Stated task |
Your task is to write out the complete listing exactly as it is shown.

▼▼▼

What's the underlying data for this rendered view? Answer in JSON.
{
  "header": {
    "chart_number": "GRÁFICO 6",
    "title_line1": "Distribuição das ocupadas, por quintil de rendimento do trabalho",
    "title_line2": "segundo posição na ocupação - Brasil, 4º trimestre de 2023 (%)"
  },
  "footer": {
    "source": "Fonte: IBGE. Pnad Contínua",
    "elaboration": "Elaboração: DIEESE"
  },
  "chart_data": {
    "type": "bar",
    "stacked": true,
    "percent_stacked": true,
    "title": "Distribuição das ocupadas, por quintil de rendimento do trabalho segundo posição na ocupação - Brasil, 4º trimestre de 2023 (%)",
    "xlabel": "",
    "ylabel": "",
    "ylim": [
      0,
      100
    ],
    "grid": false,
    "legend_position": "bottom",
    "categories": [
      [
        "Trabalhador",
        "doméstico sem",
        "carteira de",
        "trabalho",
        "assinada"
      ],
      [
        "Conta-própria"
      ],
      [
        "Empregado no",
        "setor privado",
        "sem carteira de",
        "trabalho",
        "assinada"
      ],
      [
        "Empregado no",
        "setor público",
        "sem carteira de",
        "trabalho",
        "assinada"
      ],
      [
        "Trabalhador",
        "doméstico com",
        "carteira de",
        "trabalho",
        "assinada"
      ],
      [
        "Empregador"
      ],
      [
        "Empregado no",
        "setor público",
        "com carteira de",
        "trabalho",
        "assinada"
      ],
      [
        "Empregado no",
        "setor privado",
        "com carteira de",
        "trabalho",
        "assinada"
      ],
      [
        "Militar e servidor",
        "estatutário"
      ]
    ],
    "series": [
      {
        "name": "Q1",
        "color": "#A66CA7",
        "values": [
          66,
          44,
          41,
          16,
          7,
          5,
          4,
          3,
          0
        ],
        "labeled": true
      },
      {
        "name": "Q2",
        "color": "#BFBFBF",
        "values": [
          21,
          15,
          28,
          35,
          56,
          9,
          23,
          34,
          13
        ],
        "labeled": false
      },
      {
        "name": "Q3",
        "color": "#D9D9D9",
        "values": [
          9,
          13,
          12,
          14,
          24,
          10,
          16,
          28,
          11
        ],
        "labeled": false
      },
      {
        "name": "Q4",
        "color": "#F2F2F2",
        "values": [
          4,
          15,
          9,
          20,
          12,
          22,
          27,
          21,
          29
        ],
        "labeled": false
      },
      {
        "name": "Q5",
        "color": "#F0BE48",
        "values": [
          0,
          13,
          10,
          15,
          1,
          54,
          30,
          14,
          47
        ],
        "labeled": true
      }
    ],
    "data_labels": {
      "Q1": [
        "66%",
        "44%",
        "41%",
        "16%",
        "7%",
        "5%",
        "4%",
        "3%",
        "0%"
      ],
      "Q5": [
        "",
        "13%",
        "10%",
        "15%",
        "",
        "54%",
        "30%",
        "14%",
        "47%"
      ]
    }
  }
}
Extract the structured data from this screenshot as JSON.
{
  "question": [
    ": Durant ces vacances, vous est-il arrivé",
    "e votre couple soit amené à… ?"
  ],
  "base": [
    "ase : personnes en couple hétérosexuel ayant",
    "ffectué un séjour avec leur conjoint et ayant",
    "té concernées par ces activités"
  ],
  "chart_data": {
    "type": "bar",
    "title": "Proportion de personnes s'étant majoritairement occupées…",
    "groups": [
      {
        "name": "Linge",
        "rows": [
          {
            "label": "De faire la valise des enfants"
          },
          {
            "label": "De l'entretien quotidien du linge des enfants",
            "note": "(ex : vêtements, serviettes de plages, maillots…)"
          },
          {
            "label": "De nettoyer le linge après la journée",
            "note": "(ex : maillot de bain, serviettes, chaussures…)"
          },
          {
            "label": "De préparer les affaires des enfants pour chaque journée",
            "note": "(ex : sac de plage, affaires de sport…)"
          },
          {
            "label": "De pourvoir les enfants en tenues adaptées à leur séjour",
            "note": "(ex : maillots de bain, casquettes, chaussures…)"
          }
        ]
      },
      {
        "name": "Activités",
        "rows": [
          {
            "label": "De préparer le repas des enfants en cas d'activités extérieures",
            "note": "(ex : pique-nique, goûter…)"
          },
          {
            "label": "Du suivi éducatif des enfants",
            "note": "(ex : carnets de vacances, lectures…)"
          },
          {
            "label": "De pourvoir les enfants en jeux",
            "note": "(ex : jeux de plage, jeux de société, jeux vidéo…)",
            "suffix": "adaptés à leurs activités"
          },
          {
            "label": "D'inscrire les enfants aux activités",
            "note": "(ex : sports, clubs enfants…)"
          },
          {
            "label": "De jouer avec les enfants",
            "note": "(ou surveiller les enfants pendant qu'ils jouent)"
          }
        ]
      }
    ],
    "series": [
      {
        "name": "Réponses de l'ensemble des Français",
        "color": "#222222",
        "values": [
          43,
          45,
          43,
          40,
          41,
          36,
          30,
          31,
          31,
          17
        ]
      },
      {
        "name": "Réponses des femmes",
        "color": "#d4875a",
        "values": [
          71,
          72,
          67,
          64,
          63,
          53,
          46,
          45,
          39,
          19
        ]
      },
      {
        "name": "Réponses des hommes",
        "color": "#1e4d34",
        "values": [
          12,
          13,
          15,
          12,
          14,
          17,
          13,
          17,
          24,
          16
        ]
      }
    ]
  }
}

▲▲▲

Completed task |
What's the underlying data for this rendered view? Answer in JSON.
{
  "header": {
    "chart_number": "GRÁFICO 6",
    "title_line1": "Distribuição das ocupadas, por quintil de rendimento do trabalho",
    "title_line2": "segundo posição na ocupação - Brasil, 4º trimestre de 2023 (%)"
  },
  "footer": {
    "source": "Fonte: IBGE. Pnad Contínua",
    "elaboration": "Elaboração: DIEESE"
  },
  "chart_data": {
    "type": "bar",
    "stacked": true,
    "percent_stacked": true,
    "title": "Distribuição das ocupadas, por quintil de rendimento do trabalho segundo posição na ocupação - Brasil, 4º trimestre de 2023 (%)",
    "xlabel": "",
    "ylabel": "",
    "ylim": [
      0,
      100
    ],
    "grid": false,
    "legend_position": "bottom",
    "categories": [
      [
        "Trabalhador",
        "doméstico sem",
        "carteira de",
        "trabalho",
        "assinada"
      ],
      [
        "Conta-própria"
      ],
      [
        "Empregado no",
        "setor privado",
        "sem carteira de",
        "trabalho",
        "assinada"
      ],
      [
        "Empregado no",
        "setor público",
        "sem carteira de",
        "trabalho",
        "assinada"
      ],
      [
        "Trabalhador",
        "doméstico com",
        "carteira de",
        "trabalho",
        "assinada"
      ],
      [
        "Empregador"
      ],
      [
        "Empregado no",
        "setor público",
        "com carteira de",
        "trabalho",
        "assinada"
      ],
      [
        "Empregado no",
        "setor privado",
        "com carteira de",
        "trabalho",
        "assinada"
      ],
      [
        "Militar e servidor",
        "estatutário"
      ]
    ],
    "series": [
      {
        "name": "Q1",
        "color": "#A66CA7",
        "values": [
          66,
          44,
          41,
          16,
          7,
          5,
          4,
          3,
          0
        ],
        "labeled": true
      },
      {
        "name": "Q2",
        "color": "#BFBFBF",
        "values": [
          21,
          15,
          28,
          35,
          56,
          9,
          23,
          34,
          13
        ],
        "labeled": false
      },
      {
        "name": "Q3",
        "color": "#D9D9D9",
        "values": [
          9,
          13,
          12,
          14,
          24,
          10,
          16,
          28,
          11
        ],
        "labeled": false
      },
      {
        "name": "Q4",
        "color": "#F2F2F2",
        "values": [
          4,
          15,
          9,
          20,
          12,
          22,
          27,
          21,
          29
        ],
        "labeled": false
      },
      {
        "name": "Q5",
        "color": "#F0BE48",
        "values": [
          0,
          13,
          10,
          15,
          1,
          54,
          30,
          14,
          47
        ],
        "labeled": true
      }
    ],
    "data_labels": {
      "Q1": [
        "66%",
        "44%",
        "41%",
        "16%",
        "7%",
        "5%",
        "4%",
        "3%",
        "0%"
      ],
      "Q5": [
        "",
        "13%",
        "10%",
        "15%",
        "",
        "54%",
        "30%",
        "14%",
        "47%"
      ]
    }
  }
}
Extract the structured data from this screenshot as JSON.
{
  "question": [
    ": Durant ces vacances, vous est-il arrivé",
    "e votre couple soit amené à… ?"
  ],
  "base": [
    "ase : personnes en couple hétérosexuel ayant",
    "ffectué un séjour avec leur conjoint et ayant",
    "té concernées par ces activités"
  ],
  "chart_data": {
    "type": "bar",
    "title": "Proportion de personnes s'étant majoritairement occupées…",
    "groups": [
      {
        "name": "Linge",
        "rows": [
          {
            "label": "De faire la valise des enfants"
          },
          {
            "label": "De l'entretien quotidien du linge des enfants",
            "note": "(ex : vêtements, serviettes de plages, maillots…)"
          },
          {
            "label": "De nettoyer le linge après la journée",
            "note": "(ex : maillot de bain, serviettes, chaussures…)"
          },
          {
            "label": "De préparer les affaires des enfants pour chaque journée",
            "note": "(ex : sac de plage, affaires de sport…)"
          },
          {
            "label": "De pourvoir les enfants en tenues adaptées à leur séjour",
            "note": "(ex : maillots de bain, casquettes, chaussures…)"
          }
        ]
      },
      {
        "name": "Activités",
        "rows": [
          {
            "label": "De préparer le repas des enfants en cas d'activités extérieures",
            "note": "(ex : pique-nique, goûter…)"
          },
          {
            "label": "Du suivi éducatif des enfants",
            "note": "(ex : carnets de vacances, lectures…)"
          },
          {
            "label": "De pourvoir les enfants en jeux",
            "note": "(ex : jeux de plage, jeux de société, jeux vidéo…)",
            "suffix": "adaptés à leurs activités"
          },
          {
            "label": "D'inscrire les enfants aux activités",
            "note": "(ex : sports, clubs enfants…)"
          },
          {
            "label": "De jouer avec les enfants",
            "note": "(ou surveiller les enfants pendant qu'ils jouent)"
          }
        ]
      }
    ],
    "series": [
      {
        "name": "Réponses de l'ensemble des Français",
        "color": "#222222",
        "values": [
          43,
          45,
          43,
          40,
          41,
          36,
          30,
          31,
          31,
          17
        ]
      },
      {
        "name": "Réponses des femmes",
        "color": "#d4875a",
        "values": [
          71,
          72,
          67,
          64,
          63,
          53,
          46,
          45,
          39,
          19
        ]
      },
      {
        "name": "Réponses des hommes",
        "color": "#1e4d34",
        "values": [
          12,
          13,
          15,
          12,
          14,
          17,
          13,
          17,
          24,
          16
        ]
      }
    ]
  }
}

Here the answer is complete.